__Some records__.
-- BEGIN --
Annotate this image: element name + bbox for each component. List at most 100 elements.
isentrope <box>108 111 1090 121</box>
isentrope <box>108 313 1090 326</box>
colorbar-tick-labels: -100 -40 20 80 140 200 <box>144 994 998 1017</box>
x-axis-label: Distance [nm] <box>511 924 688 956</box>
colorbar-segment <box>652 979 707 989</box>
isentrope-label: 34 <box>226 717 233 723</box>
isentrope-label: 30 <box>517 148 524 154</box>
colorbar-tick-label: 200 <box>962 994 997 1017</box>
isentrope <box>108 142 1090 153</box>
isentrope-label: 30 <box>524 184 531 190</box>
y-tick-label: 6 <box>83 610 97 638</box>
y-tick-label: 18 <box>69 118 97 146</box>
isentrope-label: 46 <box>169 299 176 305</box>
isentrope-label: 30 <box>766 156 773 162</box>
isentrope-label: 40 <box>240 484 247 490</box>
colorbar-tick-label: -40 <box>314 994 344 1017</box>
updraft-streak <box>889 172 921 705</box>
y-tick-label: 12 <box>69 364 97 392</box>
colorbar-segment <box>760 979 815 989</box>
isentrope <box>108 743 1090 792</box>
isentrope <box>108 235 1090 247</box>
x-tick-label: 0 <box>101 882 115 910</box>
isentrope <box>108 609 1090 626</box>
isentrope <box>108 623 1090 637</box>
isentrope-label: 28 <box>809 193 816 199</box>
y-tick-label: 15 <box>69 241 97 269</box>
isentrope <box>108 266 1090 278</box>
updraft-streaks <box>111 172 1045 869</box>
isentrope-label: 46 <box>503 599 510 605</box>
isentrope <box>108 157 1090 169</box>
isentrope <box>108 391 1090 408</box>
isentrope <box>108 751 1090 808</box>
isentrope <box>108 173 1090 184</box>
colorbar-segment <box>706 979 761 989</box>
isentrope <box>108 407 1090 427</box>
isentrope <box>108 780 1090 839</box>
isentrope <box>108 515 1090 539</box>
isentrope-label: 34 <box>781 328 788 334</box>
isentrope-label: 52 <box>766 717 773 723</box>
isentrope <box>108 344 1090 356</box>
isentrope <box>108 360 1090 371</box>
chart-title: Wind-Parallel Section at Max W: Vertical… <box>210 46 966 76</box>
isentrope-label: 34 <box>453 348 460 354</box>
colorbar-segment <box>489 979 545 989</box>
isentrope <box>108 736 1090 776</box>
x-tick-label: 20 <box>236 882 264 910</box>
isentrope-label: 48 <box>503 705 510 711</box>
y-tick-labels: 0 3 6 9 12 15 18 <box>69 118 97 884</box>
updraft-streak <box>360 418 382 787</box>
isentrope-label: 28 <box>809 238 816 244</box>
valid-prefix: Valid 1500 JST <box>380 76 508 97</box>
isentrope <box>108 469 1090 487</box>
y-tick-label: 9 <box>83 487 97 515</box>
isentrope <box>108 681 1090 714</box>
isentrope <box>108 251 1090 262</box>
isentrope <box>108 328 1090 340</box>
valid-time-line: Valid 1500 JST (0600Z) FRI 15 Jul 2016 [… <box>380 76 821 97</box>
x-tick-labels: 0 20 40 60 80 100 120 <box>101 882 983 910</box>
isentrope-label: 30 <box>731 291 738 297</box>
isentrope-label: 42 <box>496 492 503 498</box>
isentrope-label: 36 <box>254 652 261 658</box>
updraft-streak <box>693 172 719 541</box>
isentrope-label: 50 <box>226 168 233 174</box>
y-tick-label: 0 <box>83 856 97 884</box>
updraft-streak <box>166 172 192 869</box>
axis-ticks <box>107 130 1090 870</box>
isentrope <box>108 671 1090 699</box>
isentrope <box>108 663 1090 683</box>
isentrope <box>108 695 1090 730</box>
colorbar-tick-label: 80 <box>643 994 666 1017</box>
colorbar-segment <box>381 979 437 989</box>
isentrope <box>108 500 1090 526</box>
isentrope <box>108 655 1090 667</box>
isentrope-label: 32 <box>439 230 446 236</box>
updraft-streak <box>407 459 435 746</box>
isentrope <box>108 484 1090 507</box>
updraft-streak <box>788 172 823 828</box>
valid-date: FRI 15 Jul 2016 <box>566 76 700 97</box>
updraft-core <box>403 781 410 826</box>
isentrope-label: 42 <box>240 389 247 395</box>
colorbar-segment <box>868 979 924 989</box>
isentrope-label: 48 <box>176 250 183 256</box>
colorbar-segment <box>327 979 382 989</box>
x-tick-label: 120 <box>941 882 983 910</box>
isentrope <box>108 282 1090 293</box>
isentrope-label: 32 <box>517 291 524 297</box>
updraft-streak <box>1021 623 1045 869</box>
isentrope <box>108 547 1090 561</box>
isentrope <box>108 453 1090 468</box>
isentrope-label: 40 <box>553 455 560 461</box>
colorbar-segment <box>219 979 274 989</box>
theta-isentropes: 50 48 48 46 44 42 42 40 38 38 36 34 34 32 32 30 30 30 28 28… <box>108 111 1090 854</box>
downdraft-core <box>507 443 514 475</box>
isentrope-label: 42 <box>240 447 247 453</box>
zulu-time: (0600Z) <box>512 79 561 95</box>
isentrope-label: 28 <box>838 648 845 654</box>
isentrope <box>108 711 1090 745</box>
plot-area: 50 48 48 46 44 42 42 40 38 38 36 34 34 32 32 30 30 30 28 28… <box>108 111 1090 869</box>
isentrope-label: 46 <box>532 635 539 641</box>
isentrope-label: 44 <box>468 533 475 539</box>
-- END --
__Short task__. Reproduce the data above verbatim, keeping every line intact and in its original order.

__Result of this task__.
Annotate this image: element name + bbox for each component. List at most 100 elements.
isentrope <box>108 111 1090 121</box>
isentrope <box>108 313 1090 326</box>
colorbar-tick-labels: -100 -40 20 80 140 200 <box>144 994 998 1017</box>
x-axis-label: Distance [nm] <box>511 924 688 956</box>
colorbar-segment <box>652 979 707 989</box>
isentrope-label: 34 <box>226 717 233 723</box>
isentrope-label: 30 <box>517 148 524 154</box>
colorbar-tick-label: 200 <box>962 994 997 1017</box>
isentrope <box>108 142 1090 153</box>
isentrope-label: 30 <box>524 184 531 190</box>
y-tick-label: 6 <box>83 610 97 638</box>
y-tick-label: 18 <box>69 118 97 146</box>
isentrope-label: 46 <box>169 299 176 305</box>
isentrope-label: 30 <box>766 156 773 162</box>
isentrope-label: 40 <box>240 484 247 490</box>
colorbar-tick-label: -40 <box>314 994 344 1017</box>
updraft-streak <box>889 172 921 705</box>
y-tick-label: 12 <box>69 364 97 392</box>
colorbar-segment <box>760 979 815 989</box>
isentrope <box>108 743 1090 792</box>
isentrope <box>108 235 1090 247</box>
x-tick-label: 0 <box>101 882 115 910</box>
isentrope <box>108 609 1090 626</box>
isentrope <box>108 623 1090 637</box>
isentrope-label: 28 <box>809 193 816 199</box>
y-tick-label: 15 <box>69 241 97 269</box>
isentrope <box>108 266 1090 278</box>
updraft-streaks <box>111 172 1045 869</box>
isentrope-label: 46 <box>503 599 510 605</box>
isentrope <box>108 157 1090 169</box>
isentrope <box>108 391 1090 408</box>
isentrope <box>108 751 1090 808</box>
isentrope <box>108 173 1090 184</box>
colorbar-segment <box>706 979 761 989</box>
isentrope <box>108 407 1090 427</box>
isentrope <box>108 780 1090 839</box>
isentrope <box>108 515 1090 539</box>
isentrope-label: 34 <box>781 328 788 334</box>
isentrope-label: 52 <box>766 717 773 723</box>
isentrope <box>108 344 1090 356</box>
isentrope <box>108 360 1090 371</box>
chart-title: Wind-Parallel Section at Max W: Vertical… <box>210 46 966 76</box>
isentrope-label: 34 <box>453 348 460 354</box>
colorbar-segment <box>489 979 545 989</box>
isentrope <box>108 736 1090 776</box>
x-tick-label: 20 <box>236 882 264 910</box>
isentrope-label: 48 <box>503 705 510 711</box>
y-tick-labels: 0 3 6 9 12 15 18 <box>69 118 97 884</box>
updraft-streak <box>360 418 382 787</box>
isentrope-label: 28 <box>809 238 816 244</box>
valid-prefix: Valid 1500 JST <box>380 76 508 97</box>
isentrope <box>108 469 1090 487</box>
y-tick-label: 9 <box>83 487 97 515</box>
isentrope <box>108 681 1090 714</box>
isentrope <box>108 251 1090 262</box>
isentrope <box>108 328 1090 340</box>
valid-time-line: Valid 1500 JST (0600Z) FRI 15 Jul 2016 [… <box>380 76 821 97</box>
x-tick-labels: 0 20 40 60 80 100 120 <box>101 882 983 910</box>
isentrope-label: 30 <box>731 291 738 297</box>
isentrope-label: 42 <box>496 492 503 498</box>
isentrope-label: 36 <box>254 652 261 658</box>
updraft-streak <box>693 172 719 541</box>
isentrope-label: 50 <box>226 168 233 174</box>
y-tick-label: 0 <box>83 856 97 884</box>
updraft-streak <box>166 172 192 869</box>
axis-ticks <box>107 130 1090 870</box>
isentrope <box>108 671 1090 699</box>
isentrope <box>108 663 1090 683</box>
isentrope <box>108 695 1090 730</box>
colorbar-tick-label: 80 <box>643 994 666 1017</box>
colorbar-segment <box>381 979 437 989</box>
isentrope <box>108 500 1090 526</box>
isentrope <box>108 655 1090 667</box>
isentrope-label: 32 <box>439 230 446 236</box>
updraft-streak <box>407 459 435 746</box>
isentrope <box>108 484 1090 507</box>
updraft-streak <box>788 172 823 828</box>
valid-date: FRI 15 Jul 2016 <box>566 76 700 97</box>
updraft-core <box>403 781 410 826</box>
isentrope-label: 42 <box>240 389 247 395</box>
colorbar-segment <box>868 979 924 989</box>
isentrope-label: 48 <box>176 250 183 256</box>
colorbar-segment <box>327 979 382 989</box>
x-tick-label: 120 <box>941 882 983 910</box>
isentrope <box>108 282 1090 293</box>
isentrope-label: 32 <box>517 291 524 297</box>
updraft-streak <box>1021 623 1045 869</box>
isentrope <box>108 547 1090 561</box>
isentrope <box>108 453 1090 468</box>
isentrope-label: 40 <box>553 455 560 461</box>
colorbar-segment <box>219 979 274 989</box>
theta-isentropes: 50 48 48 46 44 42 42 40 38 38 36 34 34 32 32 30 30 30 28 28… <box>108 111 1090 854</box>
downdraft-core <box>507 443 514 475</box>
isentrope-label: 42 <box>240 447 247 453</box>
zulu-time: (0600Z) <box>512 79 561 95</box>
isentrope-label: 28 <box>838 648 845 654</box>
isentrope <box>108 711 1090 745</box>
plot-area: 50 48 48 46 44 42 42 40 38 38 36 34 34 32 32 30 30 30 28 28… <box>108 111 1090 869</box>
isentrope-label: 46 <box>532 635 539 641</box>
isentrope-label: 44 <box>468 533 475 539</box>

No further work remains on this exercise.